*Dokumenttext*
Donnerstag, 26. März 2020

Bachelor, Master, Hausmaster

von  it’s  me 


Dieses alte, einsam gelegene, etwas renovierungsbedürftige Haus hat es mir angetan, aber es ist unser Traum, daher wollen wir das Projekt  angehen.

Meinem Freundes- und Bekanntenkreis habe ich das gesagt und angekündigt, den Baumeister meines Vertrauens, der jahrzehntelange Erfahrung hat, als Experten beizuziehen, ob der Kauf Sinn macht und wie hoch die Sanierungskosten werden.

Da hörte ich natürlich Gegenstimmen, dass ich als alter Mann doch mit der Zeit gehen müsse und nicht einem einfachen HTL-Ingenieur vertrauen dürfe, auch wenn er Erfahrung hat, sondern ich müsse auf die Chance zurückgreifen, wahre Akademiker – jeder ein Experte auf seinem Fach – zu konsultieren.

Ich gestehe, ich bin in der Steinzeit aufgewachsen, als man an der Universität nur die Wahl hatte, Theologie, Jus, Philosophie oder Medizin zu studieren. Dann gab es noch Wirtschaftshochschule, die Technische Universität und die Montanistik in Leoben. Und  das war’s auch schon mit den akademischen Studien.

Heute ist natürlich alles besser, wurde ich belehrt, ich werde den Baumeister nach Hause schicken und mit Experten – jeder auf seinem Gebiet – das Projekt realisieren.

*Einträge*
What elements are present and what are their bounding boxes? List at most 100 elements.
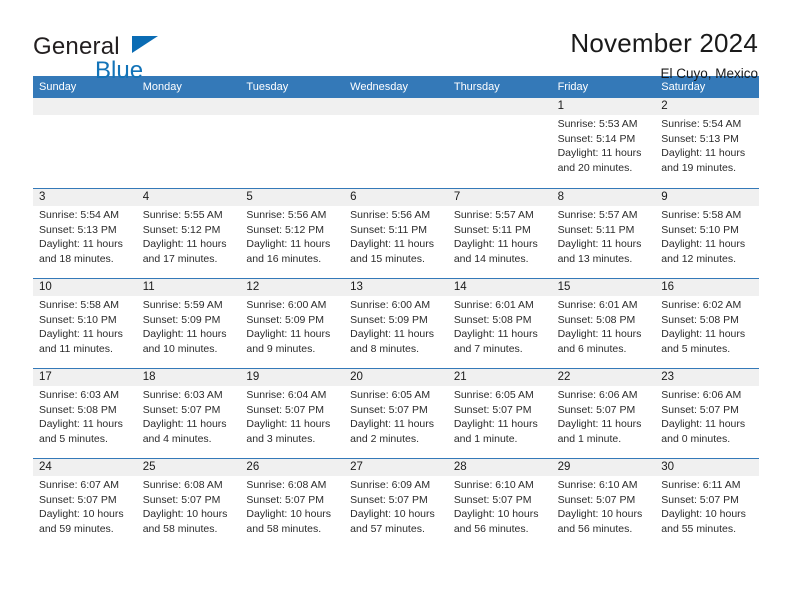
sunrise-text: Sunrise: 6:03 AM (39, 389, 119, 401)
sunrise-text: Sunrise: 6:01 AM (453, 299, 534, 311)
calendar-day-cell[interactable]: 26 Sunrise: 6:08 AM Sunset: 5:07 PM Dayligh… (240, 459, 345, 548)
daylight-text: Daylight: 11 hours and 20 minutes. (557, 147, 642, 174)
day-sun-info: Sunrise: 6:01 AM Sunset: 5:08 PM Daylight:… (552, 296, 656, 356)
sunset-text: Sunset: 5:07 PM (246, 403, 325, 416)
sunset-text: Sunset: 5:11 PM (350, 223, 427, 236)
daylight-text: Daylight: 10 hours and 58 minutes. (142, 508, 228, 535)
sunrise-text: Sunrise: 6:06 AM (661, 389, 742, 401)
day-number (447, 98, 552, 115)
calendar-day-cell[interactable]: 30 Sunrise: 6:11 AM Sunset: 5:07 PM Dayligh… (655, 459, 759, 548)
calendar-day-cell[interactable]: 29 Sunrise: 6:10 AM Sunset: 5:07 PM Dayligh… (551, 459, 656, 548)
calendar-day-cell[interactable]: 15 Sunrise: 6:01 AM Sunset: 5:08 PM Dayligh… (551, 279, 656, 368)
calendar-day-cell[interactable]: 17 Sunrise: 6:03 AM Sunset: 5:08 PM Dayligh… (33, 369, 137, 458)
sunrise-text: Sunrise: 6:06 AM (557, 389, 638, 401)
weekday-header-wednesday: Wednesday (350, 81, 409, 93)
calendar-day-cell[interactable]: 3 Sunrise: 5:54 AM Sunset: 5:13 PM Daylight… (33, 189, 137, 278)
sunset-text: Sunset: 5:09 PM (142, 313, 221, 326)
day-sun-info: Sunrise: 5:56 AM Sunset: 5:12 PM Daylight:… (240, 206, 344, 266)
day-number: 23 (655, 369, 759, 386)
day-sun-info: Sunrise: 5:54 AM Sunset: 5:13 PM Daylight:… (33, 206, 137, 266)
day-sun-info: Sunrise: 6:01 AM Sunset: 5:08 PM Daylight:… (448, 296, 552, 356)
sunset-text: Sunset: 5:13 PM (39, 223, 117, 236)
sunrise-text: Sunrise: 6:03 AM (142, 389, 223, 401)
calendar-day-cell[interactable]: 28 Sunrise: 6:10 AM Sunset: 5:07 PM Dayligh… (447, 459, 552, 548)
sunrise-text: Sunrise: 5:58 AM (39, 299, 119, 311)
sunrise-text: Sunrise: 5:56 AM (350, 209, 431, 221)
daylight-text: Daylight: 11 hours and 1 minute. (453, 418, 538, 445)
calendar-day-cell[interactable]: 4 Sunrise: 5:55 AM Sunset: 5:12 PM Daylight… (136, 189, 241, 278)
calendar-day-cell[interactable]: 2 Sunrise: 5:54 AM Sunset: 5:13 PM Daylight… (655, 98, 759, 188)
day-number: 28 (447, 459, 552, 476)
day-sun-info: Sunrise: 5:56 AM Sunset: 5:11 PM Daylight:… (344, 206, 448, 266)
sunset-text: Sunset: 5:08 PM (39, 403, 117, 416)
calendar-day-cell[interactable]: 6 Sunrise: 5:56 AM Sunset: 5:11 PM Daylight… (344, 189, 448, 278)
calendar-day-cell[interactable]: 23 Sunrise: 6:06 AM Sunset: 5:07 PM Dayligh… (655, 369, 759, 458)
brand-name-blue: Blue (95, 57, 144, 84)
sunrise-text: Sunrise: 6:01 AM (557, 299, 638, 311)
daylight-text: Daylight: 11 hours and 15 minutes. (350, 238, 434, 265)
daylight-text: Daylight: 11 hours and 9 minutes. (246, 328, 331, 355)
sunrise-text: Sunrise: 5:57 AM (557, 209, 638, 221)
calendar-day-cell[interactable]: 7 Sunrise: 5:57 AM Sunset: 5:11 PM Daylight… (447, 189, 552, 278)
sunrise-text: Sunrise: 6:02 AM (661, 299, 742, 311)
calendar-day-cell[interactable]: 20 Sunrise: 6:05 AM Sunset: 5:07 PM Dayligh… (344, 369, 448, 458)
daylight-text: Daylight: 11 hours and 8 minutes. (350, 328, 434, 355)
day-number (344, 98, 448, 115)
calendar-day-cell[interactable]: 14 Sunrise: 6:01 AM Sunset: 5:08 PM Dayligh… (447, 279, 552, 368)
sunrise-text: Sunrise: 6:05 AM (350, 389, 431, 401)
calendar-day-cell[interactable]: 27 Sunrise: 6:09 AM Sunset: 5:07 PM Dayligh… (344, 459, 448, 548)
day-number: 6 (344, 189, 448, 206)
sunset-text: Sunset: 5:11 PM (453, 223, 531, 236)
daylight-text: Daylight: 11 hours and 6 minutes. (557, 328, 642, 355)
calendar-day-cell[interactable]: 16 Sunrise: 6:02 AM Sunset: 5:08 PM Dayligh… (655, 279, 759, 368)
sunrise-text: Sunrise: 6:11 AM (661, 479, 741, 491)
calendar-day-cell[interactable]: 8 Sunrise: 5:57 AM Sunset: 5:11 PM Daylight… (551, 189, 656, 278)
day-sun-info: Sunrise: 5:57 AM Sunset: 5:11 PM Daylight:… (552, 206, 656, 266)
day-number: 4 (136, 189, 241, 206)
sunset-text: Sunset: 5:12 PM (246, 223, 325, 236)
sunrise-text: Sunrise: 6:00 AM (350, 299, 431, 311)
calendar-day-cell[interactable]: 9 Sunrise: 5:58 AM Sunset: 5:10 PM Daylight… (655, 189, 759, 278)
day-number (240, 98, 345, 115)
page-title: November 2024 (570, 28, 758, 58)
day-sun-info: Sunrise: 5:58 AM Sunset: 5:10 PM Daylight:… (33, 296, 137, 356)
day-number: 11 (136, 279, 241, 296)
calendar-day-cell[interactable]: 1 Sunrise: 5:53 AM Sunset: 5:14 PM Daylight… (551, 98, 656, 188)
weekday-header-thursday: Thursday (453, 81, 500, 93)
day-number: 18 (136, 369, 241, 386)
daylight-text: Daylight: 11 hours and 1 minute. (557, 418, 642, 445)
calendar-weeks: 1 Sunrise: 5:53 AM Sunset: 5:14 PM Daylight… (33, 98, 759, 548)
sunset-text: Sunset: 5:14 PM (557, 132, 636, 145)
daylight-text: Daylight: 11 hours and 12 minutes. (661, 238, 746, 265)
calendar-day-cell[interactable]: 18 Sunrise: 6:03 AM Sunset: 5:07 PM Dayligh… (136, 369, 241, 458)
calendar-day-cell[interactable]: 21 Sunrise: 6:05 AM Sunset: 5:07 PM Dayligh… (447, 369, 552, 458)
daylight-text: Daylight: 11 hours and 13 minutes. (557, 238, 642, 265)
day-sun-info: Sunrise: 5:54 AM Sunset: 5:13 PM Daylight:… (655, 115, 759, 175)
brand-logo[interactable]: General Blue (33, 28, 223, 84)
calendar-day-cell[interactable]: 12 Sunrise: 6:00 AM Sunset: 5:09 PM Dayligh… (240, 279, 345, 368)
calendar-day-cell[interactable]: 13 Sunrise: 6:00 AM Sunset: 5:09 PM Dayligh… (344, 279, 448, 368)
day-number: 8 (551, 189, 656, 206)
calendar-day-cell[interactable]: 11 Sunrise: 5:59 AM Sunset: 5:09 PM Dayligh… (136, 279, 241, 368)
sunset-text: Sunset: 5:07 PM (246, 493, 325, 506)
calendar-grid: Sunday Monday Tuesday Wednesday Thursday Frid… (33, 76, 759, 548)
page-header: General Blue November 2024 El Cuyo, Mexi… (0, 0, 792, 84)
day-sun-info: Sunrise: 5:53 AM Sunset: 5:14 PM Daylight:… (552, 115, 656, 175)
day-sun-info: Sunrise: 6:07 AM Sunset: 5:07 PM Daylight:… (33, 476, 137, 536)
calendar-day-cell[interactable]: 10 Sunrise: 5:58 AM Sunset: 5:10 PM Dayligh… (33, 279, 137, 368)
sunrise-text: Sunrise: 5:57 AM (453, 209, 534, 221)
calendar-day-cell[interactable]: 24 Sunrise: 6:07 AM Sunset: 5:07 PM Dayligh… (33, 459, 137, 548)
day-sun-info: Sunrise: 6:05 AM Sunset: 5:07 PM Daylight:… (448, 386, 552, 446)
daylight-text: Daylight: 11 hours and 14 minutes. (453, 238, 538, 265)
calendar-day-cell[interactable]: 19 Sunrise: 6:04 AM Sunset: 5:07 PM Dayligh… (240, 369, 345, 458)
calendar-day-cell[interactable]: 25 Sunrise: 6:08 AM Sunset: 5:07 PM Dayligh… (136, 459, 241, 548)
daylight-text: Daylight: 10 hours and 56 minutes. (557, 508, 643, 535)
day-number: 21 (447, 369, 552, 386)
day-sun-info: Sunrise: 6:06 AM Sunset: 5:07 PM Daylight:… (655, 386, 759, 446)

*Ihre Aufgaben*
1. Mit welcher Begründung rieten die Gegenstimmen laut dem Text über den Hauskauf davon ab, dem Baumeister zu vertrauen?
2. Übertragen Sie aus dem Text über den Hauskauf wortgetreu die Passage von „Da hörte ich“ bis „das Projekt realisieren.“.

*Lösungen im Anschluss*
1. Als alter Mann müsse der Verfasser mit der Zeit gehen und dürfe nicht einem einfachen HTL-Ingenieur vertrauen, auch wenn dieser Erfahrung habe. Stattdessen solle er die Chance nutzen, wahre Akademiker zu konsultieren, von denen jeder ein Experte auf seinem Fach sei.

2.
Da hörte ich natürlich Gegenstimmen, dass ich als alter Mann doch mit der Zeit gehen müsse und nicht einem einfachen HTL-Ingenieur vertrauen dürfe, auch wenn er Erfahrung hat, sondern ich müsse auf die Chance zurückgreifen, wahre Akademiker – jeder ein Experte auf seinem Fach – zu konsultieren.

Ich gestehe, ich bin in der Steinzeit aufgewachsen, als man an der Universität nur die Wahl hatte, Theologie, Jus, Philosophie oder Medizin zu studieren. Dann gab es noch Wirtschaftshochschule, die Technische Universität und die Montanistik in Leoben. Und  das war’s auch schon mit den akademischen Studien.

Heute ist natürlich alles besser, wurde ich belehrt, ich werde den Baumeister nach Hause schicken und mit Experten – jeder auf seinem Gebiet – das Projekt realisieren.